**EXERCISE TASK**
Which lines in the material below contain the word "physical"? Copy each of them.

**PROVIDED INFORMATION**
-.-.-

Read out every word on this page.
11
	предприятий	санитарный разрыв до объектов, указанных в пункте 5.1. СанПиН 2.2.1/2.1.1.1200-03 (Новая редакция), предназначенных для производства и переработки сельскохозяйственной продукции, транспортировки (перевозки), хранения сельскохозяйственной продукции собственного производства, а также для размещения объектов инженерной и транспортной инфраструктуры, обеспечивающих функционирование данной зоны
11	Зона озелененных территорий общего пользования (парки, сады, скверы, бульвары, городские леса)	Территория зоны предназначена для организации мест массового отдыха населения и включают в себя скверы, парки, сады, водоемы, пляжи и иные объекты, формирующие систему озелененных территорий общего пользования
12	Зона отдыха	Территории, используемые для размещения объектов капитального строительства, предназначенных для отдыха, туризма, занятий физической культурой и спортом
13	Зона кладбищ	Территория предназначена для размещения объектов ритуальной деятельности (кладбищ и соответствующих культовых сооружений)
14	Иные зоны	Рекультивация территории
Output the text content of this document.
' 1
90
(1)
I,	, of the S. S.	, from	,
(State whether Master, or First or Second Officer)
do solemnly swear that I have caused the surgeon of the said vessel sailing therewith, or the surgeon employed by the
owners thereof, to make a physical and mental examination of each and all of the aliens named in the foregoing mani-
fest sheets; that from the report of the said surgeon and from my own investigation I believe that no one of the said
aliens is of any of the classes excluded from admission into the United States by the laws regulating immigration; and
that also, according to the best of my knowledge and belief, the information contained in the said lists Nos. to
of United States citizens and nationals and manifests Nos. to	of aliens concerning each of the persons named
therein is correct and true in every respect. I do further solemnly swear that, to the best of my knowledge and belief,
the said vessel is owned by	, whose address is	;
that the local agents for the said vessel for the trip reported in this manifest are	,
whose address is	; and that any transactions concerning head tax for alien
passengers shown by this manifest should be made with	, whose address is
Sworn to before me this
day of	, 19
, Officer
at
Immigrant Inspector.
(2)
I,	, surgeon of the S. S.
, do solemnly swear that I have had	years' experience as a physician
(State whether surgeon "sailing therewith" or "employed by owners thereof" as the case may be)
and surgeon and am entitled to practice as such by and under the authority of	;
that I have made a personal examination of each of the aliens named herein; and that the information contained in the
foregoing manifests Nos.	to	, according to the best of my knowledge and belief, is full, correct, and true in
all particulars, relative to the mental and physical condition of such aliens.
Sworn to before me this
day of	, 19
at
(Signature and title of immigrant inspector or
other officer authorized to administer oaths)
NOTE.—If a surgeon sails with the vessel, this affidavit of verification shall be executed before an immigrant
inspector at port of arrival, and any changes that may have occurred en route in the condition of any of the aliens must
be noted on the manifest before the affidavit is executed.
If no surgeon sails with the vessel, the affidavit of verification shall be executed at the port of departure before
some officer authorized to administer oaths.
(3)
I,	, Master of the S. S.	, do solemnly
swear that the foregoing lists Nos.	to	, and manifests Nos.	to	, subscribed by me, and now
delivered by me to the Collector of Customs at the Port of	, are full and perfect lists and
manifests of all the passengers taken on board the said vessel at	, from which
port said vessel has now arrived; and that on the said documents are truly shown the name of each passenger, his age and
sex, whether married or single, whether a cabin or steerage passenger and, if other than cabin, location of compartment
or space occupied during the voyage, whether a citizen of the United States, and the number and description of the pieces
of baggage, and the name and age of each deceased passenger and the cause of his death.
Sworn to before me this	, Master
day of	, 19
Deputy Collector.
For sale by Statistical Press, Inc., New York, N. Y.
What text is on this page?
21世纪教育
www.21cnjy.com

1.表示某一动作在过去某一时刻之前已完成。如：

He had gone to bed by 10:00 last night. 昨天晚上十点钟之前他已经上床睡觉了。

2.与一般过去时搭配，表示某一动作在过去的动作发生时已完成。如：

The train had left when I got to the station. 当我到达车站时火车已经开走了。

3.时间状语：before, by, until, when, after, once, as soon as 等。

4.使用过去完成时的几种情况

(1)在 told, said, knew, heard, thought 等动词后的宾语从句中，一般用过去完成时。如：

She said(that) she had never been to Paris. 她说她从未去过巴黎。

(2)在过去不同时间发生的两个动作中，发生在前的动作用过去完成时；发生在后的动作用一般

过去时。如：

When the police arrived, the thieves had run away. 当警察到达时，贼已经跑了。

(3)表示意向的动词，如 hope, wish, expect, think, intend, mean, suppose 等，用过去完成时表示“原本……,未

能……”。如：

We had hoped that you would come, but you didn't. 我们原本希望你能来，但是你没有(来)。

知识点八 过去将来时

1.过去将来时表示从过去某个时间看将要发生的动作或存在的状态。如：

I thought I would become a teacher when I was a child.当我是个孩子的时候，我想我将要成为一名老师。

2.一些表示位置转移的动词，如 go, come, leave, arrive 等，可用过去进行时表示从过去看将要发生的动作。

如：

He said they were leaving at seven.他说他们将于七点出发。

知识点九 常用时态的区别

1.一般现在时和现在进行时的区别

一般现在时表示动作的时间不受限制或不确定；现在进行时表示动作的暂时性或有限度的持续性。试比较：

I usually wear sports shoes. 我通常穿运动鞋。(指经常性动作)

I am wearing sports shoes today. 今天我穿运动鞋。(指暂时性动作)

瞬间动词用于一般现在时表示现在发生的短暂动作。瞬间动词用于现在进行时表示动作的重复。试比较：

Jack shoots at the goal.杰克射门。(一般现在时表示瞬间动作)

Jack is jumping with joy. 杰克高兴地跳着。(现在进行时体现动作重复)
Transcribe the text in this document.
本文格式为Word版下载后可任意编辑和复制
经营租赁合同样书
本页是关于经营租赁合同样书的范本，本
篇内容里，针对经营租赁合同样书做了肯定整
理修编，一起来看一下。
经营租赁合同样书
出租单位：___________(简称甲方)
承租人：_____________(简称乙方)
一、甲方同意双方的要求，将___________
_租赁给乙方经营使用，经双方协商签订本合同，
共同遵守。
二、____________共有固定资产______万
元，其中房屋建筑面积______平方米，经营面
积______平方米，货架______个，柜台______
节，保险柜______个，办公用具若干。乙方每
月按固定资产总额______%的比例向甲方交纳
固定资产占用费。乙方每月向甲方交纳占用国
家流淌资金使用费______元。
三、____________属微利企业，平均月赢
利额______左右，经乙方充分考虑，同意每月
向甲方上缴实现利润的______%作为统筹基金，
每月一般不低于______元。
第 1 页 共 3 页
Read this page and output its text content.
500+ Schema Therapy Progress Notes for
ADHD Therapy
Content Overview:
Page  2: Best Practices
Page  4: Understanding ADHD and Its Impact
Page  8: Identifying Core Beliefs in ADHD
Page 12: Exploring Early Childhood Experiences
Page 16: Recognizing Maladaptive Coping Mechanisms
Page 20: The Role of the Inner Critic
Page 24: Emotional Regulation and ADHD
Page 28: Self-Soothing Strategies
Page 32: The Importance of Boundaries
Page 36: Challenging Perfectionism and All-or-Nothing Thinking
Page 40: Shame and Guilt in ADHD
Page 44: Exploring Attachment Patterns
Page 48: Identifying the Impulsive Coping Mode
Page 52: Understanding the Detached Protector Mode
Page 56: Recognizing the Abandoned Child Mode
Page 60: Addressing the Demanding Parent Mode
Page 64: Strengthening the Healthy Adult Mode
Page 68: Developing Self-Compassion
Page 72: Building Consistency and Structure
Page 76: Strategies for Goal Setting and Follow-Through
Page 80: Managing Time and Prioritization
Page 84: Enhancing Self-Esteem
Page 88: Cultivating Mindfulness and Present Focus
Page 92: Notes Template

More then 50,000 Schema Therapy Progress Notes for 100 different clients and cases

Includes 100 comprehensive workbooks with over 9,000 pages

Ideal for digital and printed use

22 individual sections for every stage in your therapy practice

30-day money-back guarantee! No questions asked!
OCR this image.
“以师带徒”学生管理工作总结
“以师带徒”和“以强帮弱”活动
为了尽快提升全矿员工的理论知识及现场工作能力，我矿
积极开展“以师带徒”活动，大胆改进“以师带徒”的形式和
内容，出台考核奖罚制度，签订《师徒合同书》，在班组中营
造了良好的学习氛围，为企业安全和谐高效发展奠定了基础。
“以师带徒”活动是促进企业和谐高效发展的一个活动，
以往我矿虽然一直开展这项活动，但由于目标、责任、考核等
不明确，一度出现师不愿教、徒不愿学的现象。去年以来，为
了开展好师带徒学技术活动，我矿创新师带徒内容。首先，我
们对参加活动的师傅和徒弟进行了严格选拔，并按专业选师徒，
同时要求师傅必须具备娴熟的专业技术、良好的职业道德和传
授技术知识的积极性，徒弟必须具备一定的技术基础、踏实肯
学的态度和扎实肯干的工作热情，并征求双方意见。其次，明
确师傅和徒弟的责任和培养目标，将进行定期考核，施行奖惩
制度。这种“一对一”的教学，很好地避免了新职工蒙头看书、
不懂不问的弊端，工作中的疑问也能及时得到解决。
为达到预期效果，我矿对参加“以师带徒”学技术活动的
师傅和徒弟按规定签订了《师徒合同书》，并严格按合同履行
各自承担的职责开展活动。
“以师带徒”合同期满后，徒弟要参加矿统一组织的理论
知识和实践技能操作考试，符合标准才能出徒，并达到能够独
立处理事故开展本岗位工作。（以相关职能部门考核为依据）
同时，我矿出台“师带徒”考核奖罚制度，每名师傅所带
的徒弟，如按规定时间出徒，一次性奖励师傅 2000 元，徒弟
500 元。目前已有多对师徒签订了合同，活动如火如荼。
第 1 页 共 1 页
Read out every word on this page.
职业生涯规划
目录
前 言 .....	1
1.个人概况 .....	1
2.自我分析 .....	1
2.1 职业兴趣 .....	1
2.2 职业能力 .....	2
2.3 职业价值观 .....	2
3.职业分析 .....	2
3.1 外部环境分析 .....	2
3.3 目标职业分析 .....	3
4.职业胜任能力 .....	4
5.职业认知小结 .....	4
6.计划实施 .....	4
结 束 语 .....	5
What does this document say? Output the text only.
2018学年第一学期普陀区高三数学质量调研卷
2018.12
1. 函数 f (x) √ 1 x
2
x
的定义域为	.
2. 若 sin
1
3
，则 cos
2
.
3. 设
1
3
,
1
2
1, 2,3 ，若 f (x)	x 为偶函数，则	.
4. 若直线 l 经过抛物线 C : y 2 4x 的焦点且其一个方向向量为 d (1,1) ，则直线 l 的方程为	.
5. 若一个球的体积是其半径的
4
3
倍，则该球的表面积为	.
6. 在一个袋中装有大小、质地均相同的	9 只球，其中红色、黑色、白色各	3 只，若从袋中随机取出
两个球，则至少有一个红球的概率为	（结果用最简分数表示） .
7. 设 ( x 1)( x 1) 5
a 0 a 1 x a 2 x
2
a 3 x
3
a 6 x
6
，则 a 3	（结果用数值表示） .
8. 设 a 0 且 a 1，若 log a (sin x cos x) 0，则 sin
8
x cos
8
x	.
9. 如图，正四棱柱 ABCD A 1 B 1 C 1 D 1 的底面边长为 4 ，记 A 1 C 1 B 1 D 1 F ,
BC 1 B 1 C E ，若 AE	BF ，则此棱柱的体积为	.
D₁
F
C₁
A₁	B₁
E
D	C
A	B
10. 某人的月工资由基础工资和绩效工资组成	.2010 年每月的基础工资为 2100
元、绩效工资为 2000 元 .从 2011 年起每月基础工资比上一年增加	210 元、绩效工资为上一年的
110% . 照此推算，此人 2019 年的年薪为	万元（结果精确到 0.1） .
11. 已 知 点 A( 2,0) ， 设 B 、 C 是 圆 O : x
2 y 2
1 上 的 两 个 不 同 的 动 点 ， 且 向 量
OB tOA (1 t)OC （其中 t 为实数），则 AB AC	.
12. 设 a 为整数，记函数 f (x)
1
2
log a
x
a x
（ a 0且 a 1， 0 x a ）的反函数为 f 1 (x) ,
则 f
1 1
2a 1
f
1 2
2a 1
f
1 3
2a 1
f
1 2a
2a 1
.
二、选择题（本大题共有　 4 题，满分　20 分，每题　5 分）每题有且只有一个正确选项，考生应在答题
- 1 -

-.-.-

**SOLUTION TO THE PROBLEM**
owners thereof, to make a physical and mental examination of each and all of the aliens named in the foregoing mani-
all particulars, relative to the mental and physical condition of such aliens.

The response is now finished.